## Task brief
Copy the records that follow exactly as written, but not their pictures.

[Dataset records on visual material]

○ ○ ○ ○

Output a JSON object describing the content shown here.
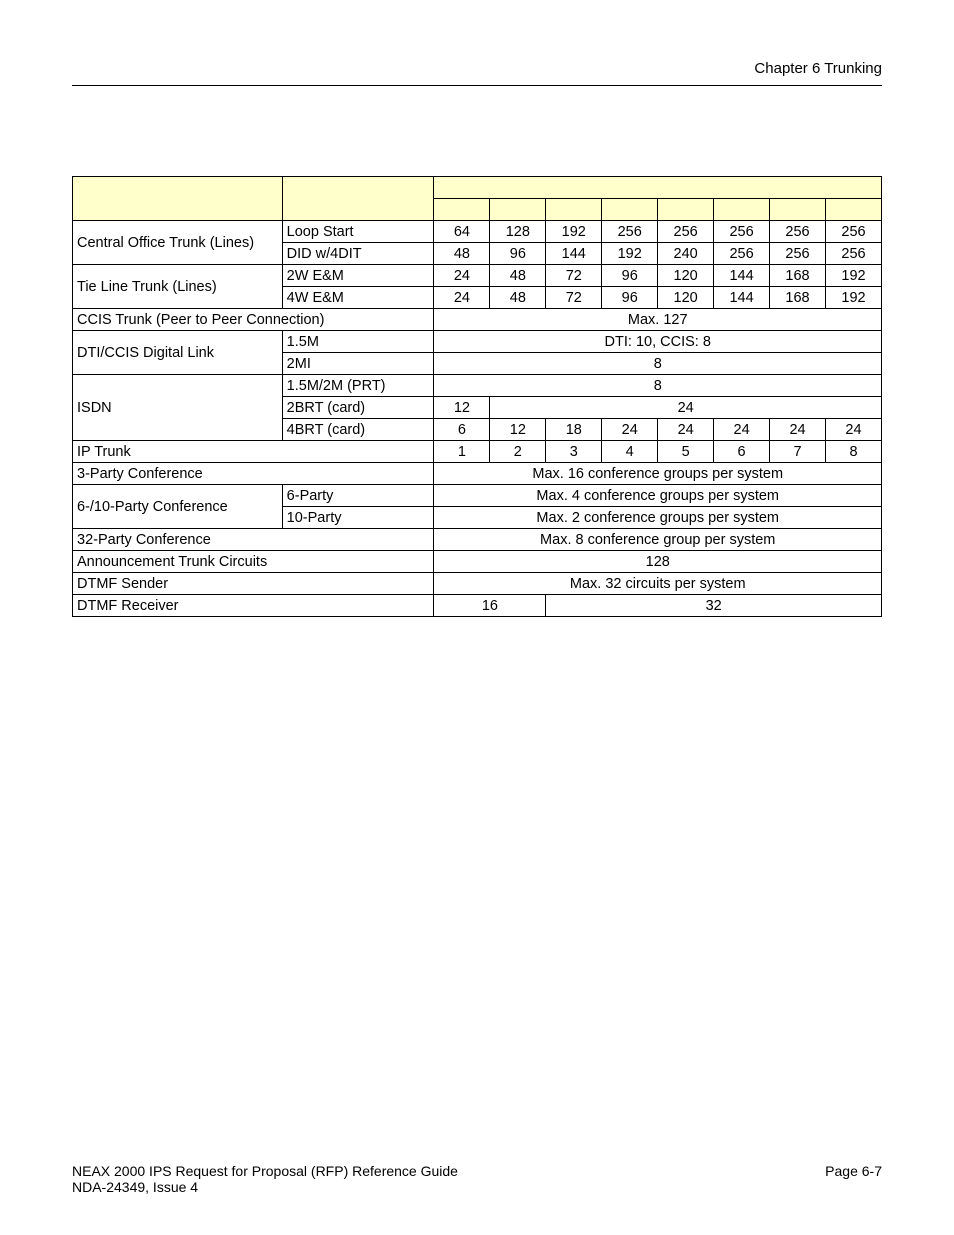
{
  "header": {
    "chapter": "Chapter 6   Trunking"
  },
  "table": {
    "rows": {
      "cot": {
        "label": "Central Office Trunk (Lines)"
      },
      "cot_loop": {
        "sub": "Loop Start",
        "v": [
          "64",
          "128",
          "192",
          "256",
          "256",
          "256",
          "256",
          "256"
        ]
      },
      "cot_did": {
        "sub": "DID w/4DIT",
        "v": [
          "48",
          "96",
          "144",
          "192",
          "240",
          "256",
          "256",
          "256"
        ]
      },
      "tie": {
        "label": "Tie Line Trunk (Lines)"
      },
      "tie_2w": {
        "sub": "2W E&M",
        "v": [
          "24",
          "48",
          "72",
          "96",
          "120",
          "144",
          "168",
          "192"
        ]
      },
      "tie_4w": {
        "sub": "4W E&M",
        "v": [
          "24",
          "48",
          "72",
          "96",
          "120",
          "144",
          "168",
          "192"
        ]
      },
      "ccis": {
        "label": "CCIS Trunk  (Peer to Peer Connection)",
        "span": "Max. 127"
      },
      "dti": {
        "label": "DTI/CCIS Digital Link"
      },
      "dti_15": {
        "sub": "1.5M",
        "span": "DTI: 10, CCIS: 8"
      },
      "dti_2m": {
        "sub": "2MI",
        "span": "8"
      },
      "isdn": {
        "label": "ISDN"
      },
      "isdn_prt": {
        "sub": "1.5M/2M (PRT)",
        "span": "8"
      },
      "isdn_2brt": {
        "sub": "2BRT (card)",
        "first": "12",
        "rest": "24"
      },
      "isdn_4brt": {
        "sub": "4BRT (card)",
        "v": [
          "6",
          "12",
          "18",
          "24",
          "24",
          "24",
          "24",
          "24"
        ]
      },
      "ip": {
        "label": "IP Trunk",
        "v": [
          "1",
          "2",
          "3",
          "4",
          "5",
          "6",
          "7",
          "8"
        ]
      },
      "conf3": {
        "label": "3-Party Conference",
        "span": "Max. 16 conference groups per system"
      },
      "conf610": {
        "label": "6-/10-Party Conference"
      },
      "conf6": {
        "sub": "6-Party",
        "span": "Max. 4 conference groups per system"
      },
      "conf10": {
        "sub": "10-Party",
        "span": "Max. 2 conference groups per system"
      },
      "conf32": {
        "label": "32-Party Conference",
        "span": "Max. 8 conference group per system"
      },
      "ann": {
        "label": "Announcement Trunk Circuits",
        "span": "128"
      },
      "dtmfs": {
        "label": "DTMF Sender",
        "span": "Max. 32 circuits per system"
      },
      "dtmfr": {
        "label": "DTMF Receiver",
        "left2": "16",
        "right6": "32"
      }
    }
  },
  "footer": {
    "title": "NEAX 2000 IPS Request for Proposal (RFP) Reference Guide",
    "page": "Page 6-7",
    "issue": "NDA-24349, Issue 4"
  },
  "colors": {
    "header_bg": "#ffffcc",
    "border": "#000000",
    "text": "#000000",
    "bg": "#ffffff"
  }
}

○ ○ ○ ○

## Reply to the task
Output a JSON object describing the content shown here.
{
  "header": {
    "chapter": "Chapter 6   Trunking"
  },
  "table": {
    "rows": {
      "cot": {
        "label": "Central Office Trunk (Lines)"
      },
      "cot_loop": {
        "sub": "Loop Start",
        "v": [
          "64",
          "128",
          "192",
          "256",
          "256",
          "256",
          "256",
          "256"
        ]
      },
      "cot_did": {
        "sub": "DID w/4DIT",
        "v": [
          "48",
          "96",
          "144",
          "192",
          "240",
          "256",
          "256",
          "256"
        ]
      },
      "tie": {
        "label": "Tie Line Trunk (Lines)"
      },
      "tie_2w": {
        "sub": "2W E&M",
        "v": [
          "24",
          "48",
          "72",
          "96",
          "120",
          "144",
          "168",
          "192"
        ]
      },
      "tie_4w": {
        "sub": "4W E&M",
        "v": [
          "24",
          "48",
          "72",
          "96",
          "120",
          "144",
          "168",
          "192"
        ]
      },
      "ccis": {
        "label": "CCIS Trunk  (Peer to Peer Connection)",
        "span": "Max. 127"
      },
      "dti": {
        "label": "DTI/CCIS Digital Link"
      },
      "dti_15": {
        "sub": "1.5M",
        "span": "DTI: 10, CCIS: 8"
      },
      "dti_2m": {
        "sub": "2MI",
        "span": "8"
      },
      "isdn": {
        "label": "ISDN"
      },
      "isdn_prt": {
        "sub": "1.5M/2M (PRT)",
        "span": "8"
      },
      "isdn_2brt": {
        "sub": "2BRT (card)",
        "first": "12",
        "rest": "24"
      },
      "isdn_4brt": {
        "sub": "4BRT (card)",
        "v": [
          "6",
          "12",
          "18",
          "24",
          "24",
          "24",
          "24",
          "24"
        ]
      },
      "ip": {
        "label": "IP Trunk",
        "v": [
          "1",
          "2",
          "3",
          "4",
          "5",
          "6",
          "7",
          "8"
        ]
      },
      "conf3": {
        "label": "3-Party Conference",
        "span": "Max. 16 conference groups per system"
      },
      "conf610": {
        "label": "6-/10-Party Conference"
      },
      "conf6": {
        "sub": "6-Party",
        "span": "Max. 4 conference groups per system"
      },
      "conf10": {
        "sub": "10-Party",
        "span": "Max. 2 conference groups per system"
      },
      "conf32": {
        "label": "32-Party Conference",
        "span": "Max. 8 conference group per system"
      },
      "ann": {
        "label": "Announcement Trunk Circuits",
        "span": "128"
      },
      "dtmfs": {
        "label": "DTMF Sender",
        "span": "Max. 32 circuits per system"
      },
      "dtmfr": {
        "label": "DTMF Receiver",
        "left2": "16",
        "right6": "32"
      }
    }
  },
  "footer": {
    "title": "NEAX 2000 IPS Request for Proposal (RFP) Reference Guide",
    "page": "Page 6-7",
    "issue": "NDA-24349, Issue 4"
  },
  "colors": {
    "header_bg": "#ffffcc",
    "border": "#000000",
    "text": "#000000",
    "bg": "#ffffff"
  }
}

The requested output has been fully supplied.